Stated goal - Retype each line of the material exactly, please, skipping any picture in it.

******************************

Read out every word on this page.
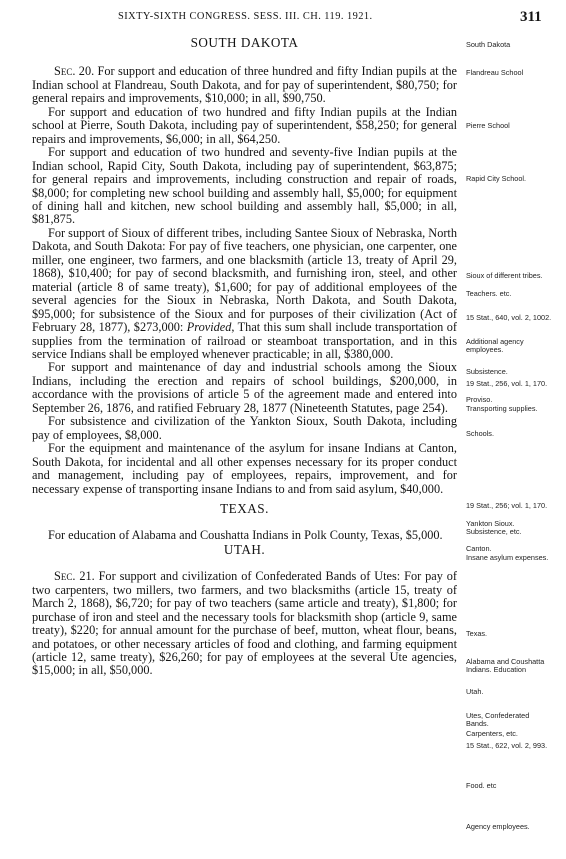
SIXTY-SIXTH CONGRESS. SESS. III. CH. 119. 1921.	311

SOUTH DAKOTA

Sec. 20. For support and education of three hundred and fifty Indian pupils at the Indian school at Flandreau, South Dakota, and for pay of superintendent, $80,750; for general repairs and improvements, $10,000; in all, $90,750.

For support and education of two hundred and fifty Indian pupils at the Indian school at Pierre, South Dakota, including pay of superintendent, $58,250; for general repairs and improvements, $6,000; in all, $64,250.

For support and education of two hundred and seventy-five Indian pupils at the Indian school, Rapid City, South Dakota, including pay of superintendent, $63,875; for general repairs and improvements, including construction and repair of roads, $8,000; for completing new school building and assembly hall, $5,000; for equipment of dining hall and kitchen, new school building and assembly hall, $5,000; in all, $81,875.

For support of Sioux of different tribes, including Santee Sioux of Nebraska, North Dakota, and South Dakota: For pay of five teachers, one physician, one carpenter, one miller, one engineer, two farmers, and one blacksmith (article 13, treaty of April 29, 1868), $10,400; for pay of second blacksmith, and furnishing iron, steel, and other material (article 8 of same treaty), $1,600; for pay of additional employees of the several agencies for the Sioux in Nebraska, North Dakota, and South Dakota, $95,000; for subsistence of the Sioux and for purposes of their civilization (Act of February 28, 1877), $273,000: Provided, That this sum shall include transportation of supplies from the termination of railroad or steamboat transportation, and in this service Indians shall be employed whenever practicable; in all, $380,000.

For support and maintenance of day and industrial schools among the Sioux Indians, including the erection and repairs of school buildings, $200,000, in accordance with the provisions of article 5 of the agreement made and entered into September 26, 1876, and ratified February 28, 1877 (Nineteenth Statutes, page 254).

For subsistence and civilization of the Yankton Sioux, South Dakota, including pay of employees, $8,000.

For the equipment and maintenance of the asylum for insane Indians at Canton, South Dakota, for incidental and all other expenses necessary for its proper conduct and management, including pay of employees, repairs, improvement, and for necessary expense of transporting insane Indians to and from said asylum, $40,000.

TEXAS.

For education of Alabama and Coushatta Indians in Polk County, Texas, $5,000.

UTAH.

Sec. 21. For support and civilization of Confederated Bands of Utes: For pay of two carpenters, two millers, two farmers, and two blacksmiths (article 15, treaty of March 2, 1868), $6,720; for pay of two teachers (same article and treaty), $1,800; for purchase of iron and steel and the necessary tools for blacksmith shop (article 9, same treaty), $220; for annual amount for the purchase of beef, mutton, wheat flour, beans, and potatoes, or other necessary articles of food and clothing, and farming equipment (article 12, same treaty), $26,260; for pay of employees at the several Ute agencies, $15,000; in all, $50,000.

South Dakota
Flandreau School
Pierre School
Rapid City School.
Sioux of different tribes.
Teachers. etc.
15 Stat., 640, vol. 2, 1002.
Additional agency employees.
Subsistence.
19 Stat., 256, vol. 1, 170.
Proviso.
Transporting supplies.
Schools.
19 Stat., 256; vol. 1, 170.
Yankton Sioux. Subsistence, etc.
Canton.
Insane asylum expenses.
Texas.
Alabama and Coushatta Indians. Education
Utah.
Utes, Confederated Bands.
Carpenters, etc.
15 Stat., 622, vol. 2, 993.
Food. etc
Agency employees.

******************************

Expected answer -
Read out every word on this page.
SIXTY-SIXTH CONGRESS. SESS. III. CH. 119. 1921.	311

SOUTH DAKOTA

Sec. 20. For support and education of three hundred and fifty Indian pupils at the Indian school at Flandreau, South Dakota, and for pay of superintendent, $80,750; for general repairs and improvements, $10,000; in all, $90,750.

For support and education of two hundred and fifty Indian pupils at the Indian school at Pierre, South Dakota, including pay of superintendent, $58,250; for general repairs and improvements, $6,000; in all, $64,250.

For support and education of two hundred and seventy-five Indian pupils at the Indian school, Rapid City, South Dakota, including pay of superintendent, $63,875; for general repairs and improvements, including construction and repair of roads, $8,000; for completing new school building and assembly hall, $5,000; for equipment of dining hall and kitchen, new school building and assembly hall, $5,000; in all, $81,875.

For support of Sioux of different tribes, including Santee Sioux of Nebraska, North Dakota, and South Dakota: For pay of five teachers, one physician, one carpenter, one miller, one engineer, two farmers, and one blacksmith (article 13, treaty of April 29, 1868), $10,400; for pay of second blacksmith, and furnishing iron, steel, and other material (article 8 of same treaty), $1,600; for pay of additional employees of the several agencies for the Sioux in Nebraska, North Dakota, and South Dakota, $95,000; for subsistence of the Sioux and for purposes of their civilization (Act of February 28, 1877), $273,000: Provided, That this sum shall include transportation of supplies from the termination of railroad or steamboat transportation, and in this service Indians shall be employed whenever practicable; in all, $380,000.

For support and maintenance of day and industrial schools among the Sioux Indians, including the erection and repairs of school buildings, $200,000, in accordance with the provisions of article 5 of the agreement made and entered into September 26, 1876, and ratified February 28, 1877 (Nineteenth Statutes, page 254).

For subsistence and civilization of the Yankton Sioux, South Dakota, including pay of employees, $8,000.

For the equipment and maintenance of the asylum for insane Indians at Canton, South Dakota, for incidental and all other expenses necessary for its proper conduct and management, including pay of employees, repairs, improvement, and for necessary expense of transporting insane Indians to and from said asylum, $40,000.

TEXAS.

For education of Alabama and Coushatta Indians in Polk County, Texas, $5,000.

UTAH.

Sec. 21. For support and civilization of Confederated Bands of Utes: For pay of two carpenters, two millers, two farmers, and two blacksmiths (article 15, treaty of March 2, 1868), $6,720; for pay of two teachers (same article and treaty), $1,800; for purchase of iron and steel and the necessary tools for blacksmith shop (article 9, same treaty), $220; for annual amount for the purchase of beef, mutton, wheat flour, beans, and potatoes, or other necessary articles of food and clothing, and farming equipment (article 12, same treaty), $26,260; for pay of employees at the several Ute agencies, $15,000; in all, $50,000.

South Dakota
Flandreau School
Pierre School
Rapid City School.
Sioux of different tribes.
Teachers. etc.
15 Stat., 640, vol. 2, 1002.
Additional agency employees.
Subsistence.
19 Stat., 256, vol. 1, 170.
Proviso.
Transporting supplies.
Schools.
19 Stat., 256; vol. 1, 170.
Yankton Sioux. Subsistence, etc.
Canton.
Insane asylum expenses.
Texas.
Alabama and Coushatta Indians. Education
Utah.
Utes, Confederated Bands.
Carpenters, etc.
15 Stat., 622, vol. 2, 993.
Food. etc
Agency employees.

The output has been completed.